— Start GIVEN DATA —
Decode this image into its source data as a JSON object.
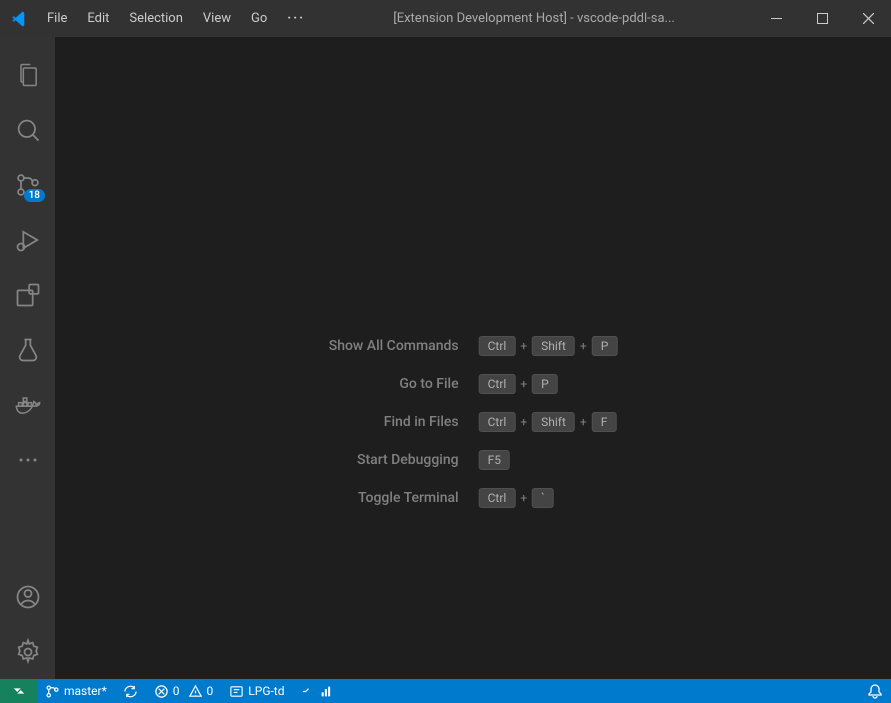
{
  "titlebar": {
    "menus": [
      "File",
      "Edit",
      "Selection",
      "View",
      "Go"
    ],
    "title": "[Extension Development Host] - vscode-pddl-sa..."
  },
  "activityBar": {
    "scmBadge": "18"
  },
  "shortcuts": [
    {
      "label": "Show All Commands",
      "keys": [
        "Ctrl",
        "+",
        "Shift",
        "+",
        "P"
      ]
    },
    {
      "label": "Go to File",
      "keys": [
        "Ctrl",
        "+",
        "P"
      ]
    },
    {
      "label": "Find in Files",
      "keys": [
        "Ctrl",
        "+",
        "Shift",
        "+",
        "F"
      ]
    },
    {
      "label": "Start Debugging",
      "keys": [
        "F5"
      ]
    },
    {
      "label": "Toggle Terminal",
      "keys": [
        "Ctrl",
        "+",
        "`"
      ]
    }
  ],
  "statusBar": {
    "branch": "master*",
    "errors": "0",
    "warnings": "0",
    "planner": "LPG-td"
  }
}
— End GIVEN DATA —
TASK OBJECTIVE
Reproduce every line above as written, skipping pictures.

RIGHT ANSWER
Decode this image into its source data as a JSON object.
{
  "titlebar": {
    "menus": [
      "File",
      "Edit",
      "Selection",
      "View",
      "Go"
    ],
    "title": "[Extension Development Host] - vscode-pddl-sa..."
  },
  "activityBar": {
    "scmBadge": "18"
  },
  "shortcuts": [
    {
      "label": "Show All Commands",
      "keys": [
        "Ctrl",
        "+",
        "Shift",
        "+",
        "P"
      ]
    },
    {
      "label": "Go to File",
      "keys": [
        "Ctrl",
        "+",
        "P"
      ]
    },
    {
      "label": "Find in Files",
      "keys": [
        "Ctrl",
        "+",
        "Shift",
        "+",
        "F"
      ]
    },
    {
      "label": "Start Debugging",
      "keys": [
        "F5"
      ]
    },
    {
      "label": "Toggle Terminal",
      "keys": [
        "Ctrl",
        "+",
        "`"
      ]
    }
  ],
  "statusBar": {
    "branch": "master*",
    "errors": "0",
    "warnings": "0",
    "planner": "LPG-td"
  }
}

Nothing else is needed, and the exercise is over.